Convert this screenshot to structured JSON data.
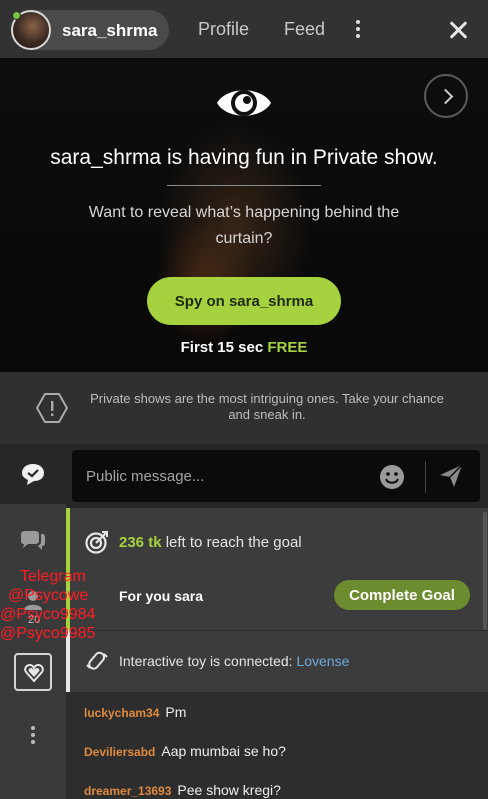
{
  "header": {
    "username": "sara_shrma",
    "tabs": [
      {
        "label": "Profile"
      },
      {
        "label": "Feed"
      }
    ]
  },
  "hero": {
    "title": "sara_shrma is having fun in Private show.",
    "subtitle": "Want to reveal what’s happening behind the curtain?",
    "spy_button": "Spy on sara_shrma",
    "free_prefix": "First 15 sec ",
    "free_highlight": "FREE"
  },
  "info": {
    "text": "Private shows are the most intriguing ones. Take your chance and sneak in."
  },
  "rail": {
    "viewers": "20"
  },
  "input": {
    "placeholder": "Public message..."
  },
  "goal": {
    "tokens": "236 tk",
    "rest": " left to reach the goal",
    "for_label": "For you sara",
    "complete_button": "Complete Goal"
  },
  "toy": {
    "text": "Interactive toy is connected: ",
    "brand": "Lovense"
  },
  "chat": {
    "messages": [
      {
        "user": "luckycham34",
        "text": "Pm"
      },
      {
        "user": "Deviliersabd",
        "text": "Aap mumbai se ho?"
      },
      {
        "user": "dreamer_13693",
        "text": "Pee show kregi?"
      }
    ]
  },
  "watermark": {
    "lines": [
      "Telegram",
      "@Psycowe",
      "@Psyco9984",
      "@Psyco9985"
    ]
  },
  "colors": {
    "accent": "#a6d23f",
    "chat_user": "#e08a3e",
    "link": "#6fa8dc",
    "watermark": "#ff1c24"
  }
}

────────

TASK TO COMPLETE:
All of the material above should be reproduced exactly, except the pictures.

WRITTEN RESPONSE:
Convert this screenshot to structured JSON data.
{
  "header": {
    "username": "sara_shrma",
    "tabs": [
      {
        "label": "Profile"
      },
      {
        "label": "Feed"
      }
    ]
  },
  "hero": {
    "title": "sara_shrma is having fun in Private show.",
    "subtitle": "Want to reveal what’s happening behind the curtain?",
    "spy_button": "Spy on sara_shrma",
    "free_prefix": "First 15 sec ",
    "free_highlight": "FREE"
  },
  "info": {
    "text": "Private shows are the most intriguing ones. Take your chance and sneak in."
  },
  "rail": {
    "viewers": "20"
  },
  "input": {
    "placeholder": "Public message..."
  },
  "goal": {
    "tokens": "236 tk",
    "rest": " left to reach the goal",
    "for_label": "For you sara",
    "complete_button": "Complete Goal"
  },
  "toy": {
    "text": "Interactive toy is connected: ",
    "brand": "Lovense"
  },
  "chat": {
    "messages": [
      {
        "user": "luckycham34",
        "text": "Pm"
      },
      {
        "user": "Deviliersabd",
        "text": "Aap mumbai se ho?"
      },
      {
        "user": "dreamer_13693",
        "text": "Pee show kregi?"
      }
    ]
  },
  "watermark": {
    "lines": [
      "Telegram",
      "@Psycowe",
      "@Psyco9984",
      "@Psyco9985"
    ]
  },
  "colors": {
    "accent": "#a6d23f",
    "chat_user": "#e08a3e",
    "link": "#6fa8dc",
    "watermark": "#ff1c24"
  }
}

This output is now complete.